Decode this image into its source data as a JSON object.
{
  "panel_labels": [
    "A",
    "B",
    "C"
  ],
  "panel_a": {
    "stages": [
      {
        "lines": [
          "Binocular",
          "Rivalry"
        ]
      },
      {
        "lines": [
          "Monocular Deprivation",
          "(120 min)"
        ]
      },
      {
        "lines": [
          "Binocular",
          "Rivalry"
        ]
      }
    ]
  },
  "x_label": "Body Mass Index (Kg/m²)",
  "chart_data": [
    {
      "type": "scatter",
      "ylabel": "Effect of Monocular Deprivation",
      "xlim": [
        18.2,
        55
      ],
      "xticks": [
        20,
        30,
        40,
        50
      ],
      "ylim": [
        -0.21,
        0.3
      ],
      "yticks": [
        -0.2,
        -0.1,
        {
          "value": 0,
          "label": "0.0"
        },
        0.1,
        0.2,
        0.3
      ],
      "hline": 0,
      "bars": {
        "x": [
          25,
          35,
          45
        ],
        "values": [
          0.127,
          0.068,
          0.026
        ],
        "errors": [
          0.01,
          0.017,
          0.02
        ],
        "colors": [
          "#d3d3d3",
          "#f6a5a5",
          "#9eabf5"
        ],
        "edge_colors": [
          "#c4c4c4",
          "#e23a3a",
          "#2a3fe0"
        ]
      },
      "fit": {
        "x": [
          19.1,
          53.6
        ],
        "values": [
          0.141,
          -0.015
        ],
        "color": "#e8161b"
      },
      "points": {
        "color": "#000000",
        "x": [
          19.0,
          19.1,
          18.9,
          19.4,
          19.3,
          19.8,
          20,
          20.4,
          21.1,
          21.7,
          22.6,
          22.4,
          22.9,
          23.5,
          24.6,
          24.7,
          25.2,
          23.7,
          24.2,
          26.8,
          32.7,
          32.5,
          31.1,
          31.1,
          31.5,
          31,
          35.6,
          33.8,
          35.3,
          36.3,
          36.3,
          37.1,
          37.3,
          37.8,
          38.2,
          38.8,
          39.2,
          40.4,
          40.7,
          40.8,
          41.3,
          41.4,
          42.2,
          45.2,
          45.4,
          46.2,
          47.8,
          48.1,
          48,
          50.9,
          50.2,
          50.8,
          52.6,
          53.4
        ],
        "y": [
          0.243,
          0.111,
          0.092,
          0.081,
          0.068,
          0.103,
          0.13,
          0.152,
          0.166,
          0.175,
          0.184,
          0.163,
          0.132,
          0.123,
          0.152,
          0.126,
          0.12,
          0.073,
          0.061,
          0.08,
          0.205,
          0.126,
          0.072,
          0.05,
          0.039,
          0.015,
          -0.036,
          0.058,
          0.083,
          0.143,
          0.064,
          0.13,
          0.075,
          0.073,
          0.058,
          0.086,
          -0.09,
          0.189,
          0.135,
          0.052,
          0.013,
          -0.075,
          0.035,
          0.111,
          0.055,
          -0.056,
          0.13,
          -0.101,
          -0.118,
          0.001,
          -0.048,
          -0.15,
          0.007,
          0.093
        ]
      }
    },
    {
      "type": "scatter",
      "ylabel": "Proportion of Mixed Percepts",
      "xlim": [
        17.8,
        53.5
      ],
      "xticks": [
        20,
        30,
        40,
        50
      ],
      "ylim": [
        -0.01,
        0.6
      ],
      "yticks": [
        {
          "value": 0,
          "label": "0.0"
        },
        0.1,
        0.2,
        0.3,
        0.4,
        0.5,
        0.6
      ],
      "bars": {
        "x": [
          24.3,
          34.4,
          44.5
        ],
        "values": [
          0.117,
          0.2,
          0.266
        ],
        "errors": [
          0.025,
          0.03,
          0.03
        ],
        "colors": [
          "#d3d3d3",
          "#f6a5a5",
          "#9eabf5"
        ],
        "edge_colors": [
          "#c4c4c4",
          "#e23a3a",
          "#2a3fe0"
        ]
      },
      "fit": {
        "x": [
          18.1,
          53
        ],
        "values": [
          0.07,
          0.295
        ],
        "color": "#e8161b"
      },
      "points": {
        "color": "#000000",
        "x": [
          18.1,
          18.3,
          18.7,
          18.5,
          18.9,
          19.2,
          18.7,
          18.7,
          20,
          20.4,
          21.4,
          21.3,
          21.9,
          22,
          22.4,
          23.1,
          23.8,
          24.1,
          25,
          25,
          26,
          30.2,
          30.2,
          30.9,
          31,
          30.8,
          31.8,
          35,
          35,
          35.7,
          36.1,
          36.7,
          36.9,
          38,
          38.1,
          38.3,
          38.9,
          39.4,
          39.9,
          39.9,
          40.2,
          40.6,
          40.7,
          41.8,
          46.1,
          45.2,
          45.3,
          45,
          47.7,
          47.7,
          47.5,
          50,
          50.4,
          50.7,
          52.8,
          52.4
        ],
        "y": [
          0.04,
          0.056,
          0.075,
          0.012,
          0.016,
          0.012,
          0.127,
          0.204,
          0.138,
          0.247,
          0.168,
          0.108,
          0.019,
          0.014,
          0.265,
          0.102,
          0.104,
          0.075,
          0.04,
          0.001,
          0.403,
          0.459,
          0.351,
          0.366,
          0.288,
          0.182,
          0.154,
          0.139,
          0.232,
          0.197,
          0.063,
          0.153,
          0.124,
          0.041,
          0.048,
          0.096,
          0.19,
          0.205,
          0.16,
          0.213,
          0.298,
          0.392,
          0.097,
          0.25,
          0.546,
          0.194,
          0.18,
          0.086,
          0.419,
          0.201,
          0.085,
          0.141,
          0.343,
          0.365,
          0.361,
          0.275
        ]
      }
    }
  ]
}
+++
The records above are to be copied in full, exactly as written.

*Answer to the task*.
Decode this image into its source data as a JSON object.
{
  "panel_labels": [
    "A",
    "B",
    "C"
  ],
  "panel_a": {
    "stages": [
      {
        "lines": [
          "Binocular",
          "Rivalry"
        ]
      },
      {
        "lines": [
          "Monocular Deprivation",
          "(120 min)"
        ]
      },
      {
        "lines": [
          "Binocular",
          "Rivalry"
        ]
      }
    ]
  },
  "x_label": "Body Mass Index (Kg/m²)",
  "chart_data": [
    {
      "type": "scatter",
      "ylabel": "Effect of Monocular Deprivation",
      "xlim": [
        18.2,
        55
      ],
      "xticks": [
        20,
        30,
        40,
        50
      ],
      "ylim": [
        -0.21,
        0.3
      ],
      "yticks": [
        -0.2,
        -0.1,
        {
          "value": 0,
          "label": "0.0"
        },
        0.1,
        0.2,
        0.3
      ],
      "hline": 0,
      "bars": {
        "x": [
          25,
          35,
          45
        ],
        "values": [
          0.127,
          0.068,
          0.026
        ],
        "errors": [
          0.01,
          0.017,
          0.02
        ],
        "colors": [
          "#d3d3d3",
          "#f6a5a5",
          "#9eabf5"
        ],
        "edge_colors": [
          "#c4c4c4",
          "#e23a3a",
          "#2a3fe0"
        ]
      },
      "fit": {
        "x": [
          19.1,
          53.6
        ],
        "values": [
          0.141,
          -0.015
        ],
        "color": "#e8161b"
      },
      "points": {
        "color": "#000000",
        "x": [
          19.0,
          19.1,
          18.9,
          19.4,
          19.3,
          19.8,
          20,
          20.4,
          21.1,
          21.7,
          22.6,
          22.4,
          22.9,
          23.5,
          24.6,
          24.7,
          25.2,
          23.7,
          24.2,
          26.8,
          32.7,
          32.5,
          31.1,
          31.1,
          31.5,
          31,
          35.6,
          33.8,
          35.3,
          36.3,
          36.3,
          37.1,
          37.3,
          37.8,
          38.2,
          38.8,
          39.2,
          40.4,
          40.7,
          40.8,
          41.3,
          41.4,
          42.2,
          45.2,
          45.4,
          46.2,
          47.8,
          48.1,
          48,
          50.9,
          50.2,
          50.8,
          52.6,
          53.4
        ],
        "y": [
          0.243,
          0.111,
          0.092,
          0.081,
          0.068,
          0.103,
          0.13,
          0.152,
          0.166,
          0.175,
          0.184,
          0.163,
          0.132,
          0.123,
          0.152,
          0.126,
          0.12,
          0.073,
          0.061,
          0.08,
          0.205,
          0.126,
          0.072,
          0.05,
          0.039,
          0.015,
          -0.036,
          0.058,
          0.083,
          0.143,
          0.064,
          0.13,
          0.075,
          0.073,
          0.058,
          0.086,
          -0.09,
          0.189,
          0.135,
          0.052,
          0.013,
          -0.075,
          0.035,
          0.111,
          0.055,
          -0.056,
          0.13,
          -0.101,
          -0.118,
          0.001,
          -0.048,
          -0.15,
          0.007,
          0.093
        ]
      }
    },
    {
      "type": "scatter",
      "ylabel": "Proportion of Mixed Percepts",
      "xlim": [
        17.8,
        53.5
      ],
      "xticks": [
        20,
        30,
        40,
        50
      ],
      "ylim": [
        -0.01,
        0.6
      ],
      "yticks": [
        {
          "value": 0,
          "label": "0.0"
        },
        0.1,
        0.2,
        0.3,
        0.4,
        0.5,
        0.6
      ],
      "bars": {
        "x": [
          24.3,
          34.4,
          44.5
        ],
        "values": [
          0.117,
          0.2,
          0.266
        ],
        "errors": [
          0.025,
          0.03,
          0.03
        ],
        "colors": [
          "#d3d3d3",
          "#f6a5a5",
          "#9eabf5"
        ],
        "edge_colors": [
          "#c4c4c4",
          "#e23a3a",
          "#2a3fe0"
        ]
      },
      "fit": {
        "x": [
          18.1,
          53
        ],
        "values": [
          0.07,
          0.295
        ],
        "color": "#e8161b"
      },
      "points": {
        "color": "#000000",
        "x": [
          18.1,
          18.3,
          18.7,
          18.5,
          18.9,
          19.2,
          18.7,
          18.7,
          20,
          20.4,
          21.4,
          21.3,
          21.9,
          22,
          22.4,
          23.1,
          23.8,
          24.1,
          25,
          25,
          26,
          30.2,
          30.2,
          30.9,
          31,
          30.8,
          31.8,
          35,
          35,
          35.7,
          36.1,
          36.7,
          36.9,
          38,
          38.1,
          38.3,
          38.9,
          39.4,
          39.9,
          39.9,
          40.2,
          40.6,
          40.7,
          41.8,
          46.1,
          45.2,
          45.3,
          45,
          47.7,
          47.7,
          47.5,
          50,
          50.4,
          50.7,
          52.8,
          52.4
        ],
        "y": [
          0.04,
          0.056,
          0.075,
          0.012,
          0.016,
          0.012,
          0.127,
          0.204,
          0.138,
          0.247,
          0.168,
          0.108,
          0.019,
          0.014,
          0.265,
          0.102,
          0.104,
          0.075,
          0.04,
          0.001,
          0.403,
          0.459,
          0.351,
          0.366,
          0.288,
          0.182,
          0.154,
          0.139,
          0.232,
          0.197,
          0.063,
          0.153,
          0.124,
          0.041,
          0.048,
          0.096,
          0.19,
          0.205,
          0.16,
          0.213,
          0.298,
          0.392,
          0.097,
          0.25,
          0.546,
          0.194,
          0.18,
          0.086,
          0.419,
          0.201,
          0.085,
          0.141,
          0.343,
          0.365,
          0.361,
          0.275
        ]
      }
    }
  ]
}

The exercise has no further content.